# Data in this exercise start

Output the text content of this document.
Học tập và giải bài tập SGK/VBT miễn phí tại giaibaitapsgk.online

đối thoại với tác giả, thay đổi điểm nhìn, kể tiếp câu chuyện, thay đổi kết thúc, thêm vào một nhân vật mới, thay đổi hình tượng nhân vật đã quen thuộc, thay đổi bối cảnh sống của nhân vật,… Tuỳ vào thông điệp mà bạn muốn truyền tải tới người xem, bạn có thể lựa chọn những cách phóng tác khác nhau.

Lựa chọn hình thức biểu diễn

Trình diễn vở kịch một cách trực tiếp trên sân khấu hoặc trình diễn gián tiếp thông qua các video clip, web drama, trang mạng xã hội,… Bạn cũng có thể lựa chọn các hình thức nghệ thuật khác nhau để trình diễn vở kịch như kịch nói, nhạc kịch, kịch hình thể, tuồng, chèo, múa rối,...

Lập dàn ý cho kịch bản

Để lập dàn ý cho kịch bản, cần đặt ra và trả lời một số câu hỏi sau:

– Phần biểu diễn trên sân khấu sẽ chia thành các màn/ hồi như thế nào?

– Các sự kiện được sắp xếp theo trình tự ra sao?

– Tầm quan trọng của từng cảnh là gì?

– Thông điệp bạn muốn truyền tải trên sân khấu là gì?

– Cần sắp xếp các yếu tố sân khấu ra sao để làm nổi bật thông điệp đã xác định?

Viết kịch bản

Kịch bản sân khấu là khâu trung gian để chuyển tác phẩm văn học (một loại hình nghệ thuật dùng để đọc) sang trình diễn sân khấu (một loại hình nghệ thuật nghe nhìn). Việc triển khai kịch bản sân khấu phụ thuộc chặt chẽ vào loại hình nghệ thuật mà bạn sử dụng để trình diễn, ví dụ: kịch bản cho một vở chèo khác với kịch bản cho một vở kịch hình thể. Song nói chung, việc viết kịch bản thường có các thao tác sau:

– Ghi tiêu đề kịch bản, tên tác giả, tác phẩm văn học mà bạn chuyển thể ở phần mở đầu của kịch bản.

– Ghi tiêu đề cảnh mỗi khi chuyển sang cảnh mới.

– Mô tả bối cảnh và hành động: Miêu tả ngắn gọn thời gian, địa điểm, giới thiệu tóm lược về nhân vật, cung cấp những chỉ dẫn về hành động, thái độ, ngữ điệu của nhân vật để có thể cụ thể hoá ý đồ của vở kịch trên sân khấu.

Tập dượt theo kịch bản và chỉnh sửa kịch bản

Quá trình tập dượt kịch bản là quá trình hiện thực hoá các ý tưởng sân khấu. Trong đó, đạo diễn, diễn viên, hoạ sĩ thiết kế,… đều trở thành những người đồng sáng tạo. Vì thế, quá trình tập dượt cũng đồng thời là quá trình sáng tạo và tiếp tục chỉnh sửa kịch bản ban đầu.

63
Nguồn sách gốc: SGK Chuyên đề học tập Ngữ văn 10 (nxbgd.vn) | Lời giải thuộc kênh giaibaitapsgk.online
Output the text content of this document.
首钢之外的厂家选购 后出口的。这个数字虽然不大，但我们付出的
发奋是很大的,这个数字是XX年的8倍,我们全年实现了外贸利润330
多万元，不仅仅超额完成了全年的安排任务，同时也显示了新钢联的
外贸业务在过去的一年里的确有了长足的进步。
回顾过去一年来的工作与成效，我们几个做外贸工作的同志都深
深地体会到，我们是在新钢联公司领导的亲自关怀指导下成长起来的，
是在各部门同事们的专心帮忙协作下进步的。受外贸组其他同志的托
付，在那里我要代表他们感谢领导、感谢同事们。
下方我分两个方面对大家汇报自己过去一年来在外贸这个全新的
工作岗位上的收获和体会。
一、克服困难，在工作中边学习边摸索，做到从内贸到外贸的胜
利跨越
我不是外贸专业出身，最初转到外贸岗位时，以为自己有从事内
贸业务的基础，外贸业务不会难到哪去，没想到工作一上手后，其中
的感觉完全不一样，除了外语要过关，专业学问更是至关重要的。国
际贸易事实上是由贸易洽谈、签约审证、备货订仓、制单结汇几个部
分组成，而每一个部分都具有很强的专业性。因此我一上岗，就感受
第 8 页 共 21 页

# Data in this exercise end

=== What is required ===
Pull out every line of the records above that contains the word "dượt".

=== Reply ===
Tập dượt theo kịch bản và chỉnh sửa kịch bản
Quá trình tập dượt kịch bản là quá trình hiện thực hoá các ý tưởng sân khấu. Trong đó, đạo diễn, diễn viên, hoạ sĩ thiết kế,… đều trở thành những người đồng sáng tạo. Vì thế, quá trình tập dượt cũng đồng thời là quá trình sáng tạo và tiếp tục chỉnh sửa kịch bản ban đầu.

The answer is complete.